• Task description: Where a line contains the word "this", copy that line.

····················

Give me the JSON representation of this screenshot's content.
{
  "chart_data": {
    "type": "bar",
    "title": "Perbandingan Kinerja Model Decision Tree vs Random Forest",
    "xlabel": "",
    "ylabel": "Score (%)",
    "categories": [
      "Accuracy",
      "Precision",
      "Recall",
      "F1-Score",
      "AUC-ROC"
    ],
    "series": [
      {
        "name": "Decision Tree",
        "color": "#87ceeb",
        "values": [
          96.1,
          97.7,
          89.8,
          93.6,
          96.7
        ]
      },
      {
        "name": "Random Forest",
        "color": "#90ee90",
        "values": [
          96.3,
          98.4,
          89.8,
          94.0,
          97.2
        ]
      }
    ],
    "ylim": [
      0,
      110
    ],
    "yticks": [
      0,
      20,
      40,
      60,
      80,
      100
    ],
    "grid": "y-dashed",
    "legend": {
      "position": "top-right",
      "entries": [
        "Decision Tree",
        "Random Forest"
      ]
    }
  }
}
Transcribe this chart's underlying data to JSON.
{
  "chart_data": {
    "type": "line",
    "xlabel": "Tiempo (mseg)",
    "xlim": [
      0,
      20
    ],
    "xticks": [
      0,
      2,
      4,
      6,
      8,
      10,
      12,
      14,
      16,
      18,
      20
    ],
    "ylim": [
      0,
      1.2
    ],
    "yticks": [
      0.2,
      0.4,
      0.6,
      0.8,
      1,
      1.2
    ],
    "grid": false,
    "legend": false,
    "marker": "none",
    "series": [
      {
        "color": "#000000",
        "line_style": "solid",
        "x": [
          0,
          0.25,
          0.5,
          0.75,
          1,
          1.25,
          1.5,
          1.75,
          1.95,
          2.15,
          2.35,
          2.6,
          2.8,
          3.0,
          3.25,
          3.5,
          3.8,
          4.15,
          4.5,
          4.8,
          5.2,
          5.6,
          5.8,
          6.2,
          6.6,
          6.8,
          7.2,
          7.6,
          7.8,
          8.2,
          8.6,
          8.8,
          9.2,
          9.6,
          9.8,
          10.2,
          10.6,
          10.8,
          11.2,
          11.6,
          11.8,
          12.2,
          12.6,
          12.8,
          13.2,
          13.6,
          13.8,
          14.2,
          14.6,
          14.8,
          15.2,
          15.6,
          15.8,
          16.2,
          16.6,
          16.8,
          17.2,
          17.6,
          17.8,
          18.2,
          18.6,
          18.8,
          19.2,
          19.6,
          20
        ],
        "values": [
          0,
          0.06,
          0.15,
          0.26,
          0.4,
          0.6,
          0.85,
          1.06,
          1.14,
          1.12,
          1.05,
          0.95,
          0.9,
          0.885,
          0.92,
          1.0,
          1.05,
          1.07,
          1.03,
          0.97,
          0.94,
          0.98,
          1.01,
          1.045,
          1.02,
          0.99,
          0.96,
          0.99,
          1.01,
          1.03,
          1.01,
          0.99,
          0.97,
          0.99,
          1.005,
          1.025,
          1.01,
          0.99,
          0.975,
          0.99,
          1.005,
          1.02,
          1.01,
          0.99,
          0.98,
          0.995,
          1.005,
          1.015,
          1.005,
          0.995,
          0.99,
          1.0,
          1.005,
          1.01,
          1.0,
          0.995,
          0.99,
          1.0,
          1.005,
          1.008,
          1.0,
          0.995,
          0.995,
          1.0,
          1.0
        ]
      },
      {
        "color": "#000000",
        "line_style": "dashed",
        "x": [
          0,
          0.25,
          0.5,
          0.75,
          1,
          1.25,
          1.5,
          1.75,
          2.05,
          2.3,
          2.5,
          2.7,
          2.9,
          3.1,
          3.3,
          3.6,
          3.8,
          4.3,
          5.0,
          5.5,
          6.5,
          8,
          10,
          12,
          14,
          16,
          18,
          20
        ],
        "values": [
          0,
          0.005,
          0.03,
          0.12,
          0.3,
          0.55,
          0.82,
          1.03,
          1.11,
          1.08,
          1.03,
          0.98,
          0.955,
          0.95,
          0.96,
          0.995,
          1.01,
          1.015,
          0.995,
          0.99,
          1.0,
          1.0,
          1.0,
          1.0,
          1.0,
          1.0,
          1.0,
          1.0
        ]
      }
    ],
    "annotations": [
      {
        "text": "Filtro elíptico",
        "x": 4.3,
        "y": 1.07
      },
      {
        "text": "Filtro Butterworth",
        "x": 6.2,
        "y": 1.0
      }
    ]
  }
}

····················

• Problem solution:
Give me the JSON representation of this screenshot's content.
Transcribe this chart's underlying data to JSON.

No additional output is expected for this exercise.